Request |
Show each line from the listing that includes the word "installed".

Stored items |

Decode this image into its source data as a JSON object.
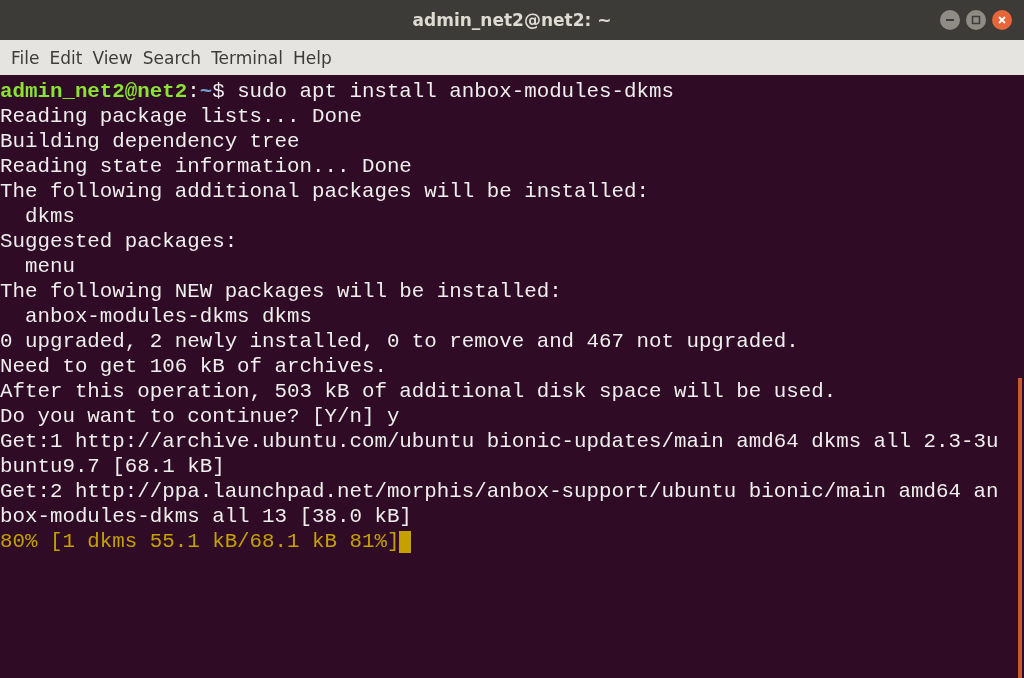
{
  "window": {
    "title": "admin_net2@net2: ~"
  },
  "menu": [
    "File",
    "Edit",
    "View",
    "Search",
    "Terminal",
    "Help"
  ],
  "lines": [
    {
      "kind": "prompt",
      "user": "admin_net2@net2",
      "separator": ":",
      "path": "~",
      "symbol": "$",
      "command": "sudo apt install anbox-modules-dkms"
    },
    {
      "kind": "output",
      "text": "Reading package lists... Done"
    },
    {
      "kind": "output",
      "text": "Building dependency tree"
    },
    {
      "kind": "output",
      "text": "Reading state information... Done"
    },
    {
      "kind": "output",
      "text": "The following additional packages will be installed:"
    },
    {
      "kind": "output",
      "text": "  dkms"
    },
    {
      "kind": "output",
      "text": "Suggested packages:"
    },
    {
      "kind": "output",
      "text": "  menu"
    },
    {
      "kind": "output",
      "text": "The following NEW packages will be installed:"
    },
    {
      "kind": "output",
      "text": "  anbox-modules-dkms dkms"
    },
    {
      "kind": "output",
      "text": "0 upgraded, 2 newly installed, 0 to remove and 467 not upgraded."
    },
    {
      "kind": "output",
      "text": "Need to get 106 kB of archives."
    },
    {
      "kind": "output",
      "text": "After this operation, 503 kB of additional disk space will be used."
    },
    {
      "kind": "output",
      "text": "Do you want to continue? [Y/n] y"
    },
    {
      "kind": "output",
      "text": "Get:1 http://archive.ubuntu.com/ubuntu bionic-updates/main amd64 dkms all 2.3-3u"
    },
    {
      "kind": "output",
      "text": "buntu9.7 [68.1 kB]"
    },
    {
      "kind": "output",
      "text": "Get:2 http://ppa.launchpad.net/morphis/anbox-support/ubuntu bionic/main amd64 an"
    },
    {
      "kind": "output",
      "text": "box-modules-dkms all 13 [38.0 kB]"
    },
    {
      "kind": "progress",
      "text": "80% [1 dkms 55.1 kB/68.1 kB 81%]"
    }
  ]
}
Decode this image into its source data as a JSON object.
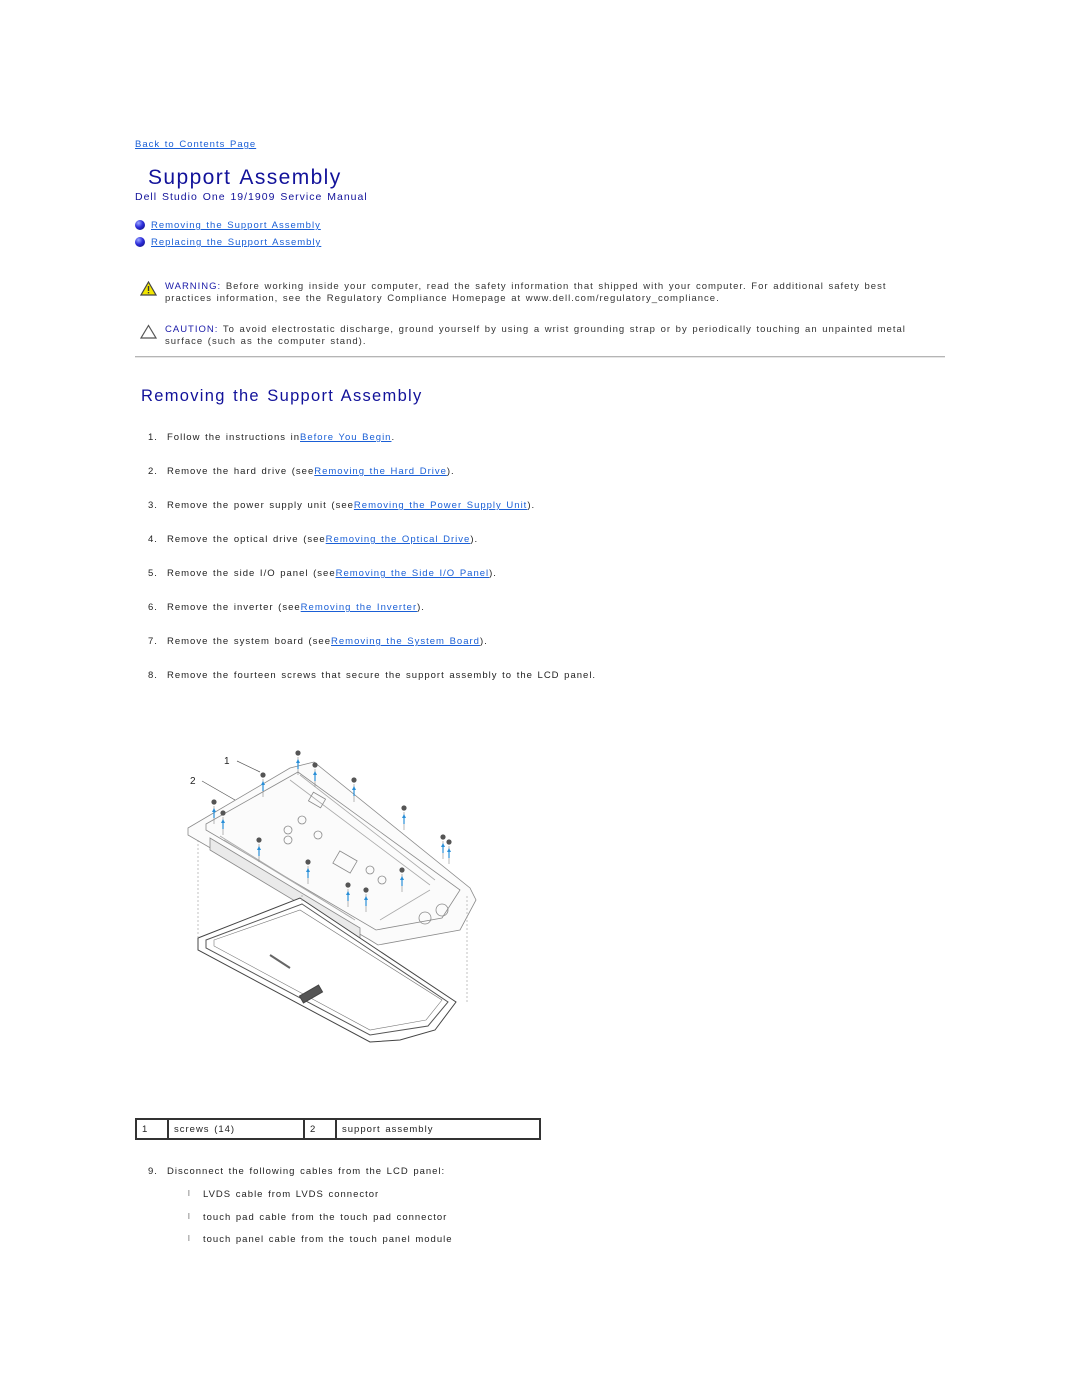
{
  "nav": {
    "back_link": "Back to Contents Page"
  },
  "header": {
    "title": "Support Assembly",
    "subtitle": "Dell Studio One 19/1909 Service Manual"
  },
  "toc": [
    {
      "label": "Removing the Support Assembly",
      "icon": "blue-bullet-icon"
    },
    {
      "label": "Replacing the Support Assembly",
      "icon": "blue-bullet-icon"
    }
  ],
  "notices": {
    "warning": {
      "icon": "warning-triangle-icon",
      "label": "WARNING:",
      "text": " Before working inside your computer, read the safety information that shipped with your computer. For additional safety best practices information, see the Regulatory Compliance Homepage at www.dell.com/regulatory_compliance."
    },
    "caution": {
      "icon": "caution-triangle-icon",
      "label": "CAUTION:",
      "text": " To avoid electrostatic discharge, ground yourself by using a wrist grounding strap or by periodically touching an unpainted metal surface (such as the computer stand)."
    }
  },
  "section": {
    "heading": "Removing the Support Assembly",
    "steps": [
      {
        "num": "1.",
        "pre": "Follow the instructions in ",
        "link": "Before You Begin",
        "post": "."
      },
      {
        "num": "2.",
        "pre": "Remove the hard drive (see ",
        "link": "Removing the Hard Drive",
        "post": ")."
      },
      {
        "num": "3.",
        "pre": "Remove the power supply unit (see ",
        "link": "Removing the Power Supply Unit",
        "post": ")."
      },
      {
        "num": "4.",
        "pre": "Remove the optical drive (see ",
        "link": "Removing the Optical Drive",
        "post": ")."
      },
      {
        "num": "5.",
        "pre": "Remove the side I/O panel (see ",
        "link": "Removing the Side I/O Panel",
        "post": ")."
      },
      {
        "num": "6.",
        "pre": "Remove the inverter (see ",
        "link": "Removing the Inverter",
        "post": ")."
      },
      {
        "num": "7.",
        "pre": "Remove the system board (see ",
        "link": "Removing the System Board",
        "post": ")."
      },
      {
        "num": "8.",
        "pre": "Remove the fourteen screws that secure the support assembly to the LCD panel.",
        "link": "",
        "post": ""
      }
    ],
    "figure": {
      "callouts": [
        "1",
        "2"
      ]
    },
    "legend": [
      {
        "num": "1",
        "label": "screws (14)"
      },
      {
        "num": "2",
        "label": "support assembly"
      }
    ],
    "step9": {
      "num": "9.",
      "text": "Disconnect the following cables from the LCD panel:",
      "items": [
        "LVDS cable from LVDS connector",
        "touch pad cable from the touch pad connector",
        "touch panel cable from the touch panel module"
      ],
      "bullet": "l"
    }
  },
  "colors": {
    "heading": "#12129a",
    "link": "#1a5fd6",
    "screw_arrow": "#2a8fd8"
  }
}
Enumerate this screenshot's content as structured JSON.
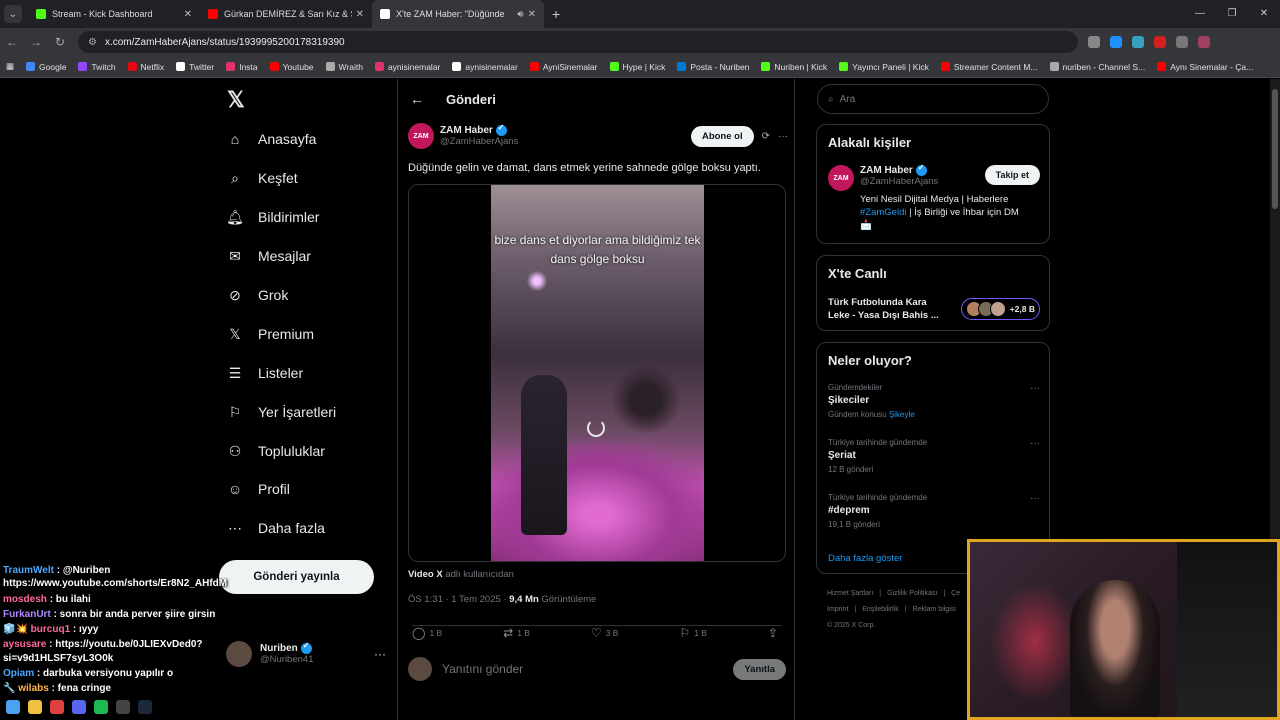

Result |
      "text": "The following additional packages will be installed:"
      "text": "The following NEW packages will be installed:"
      "text": "0 upgraded, 2 newly installed, 0 to remove and 467 not upgraded."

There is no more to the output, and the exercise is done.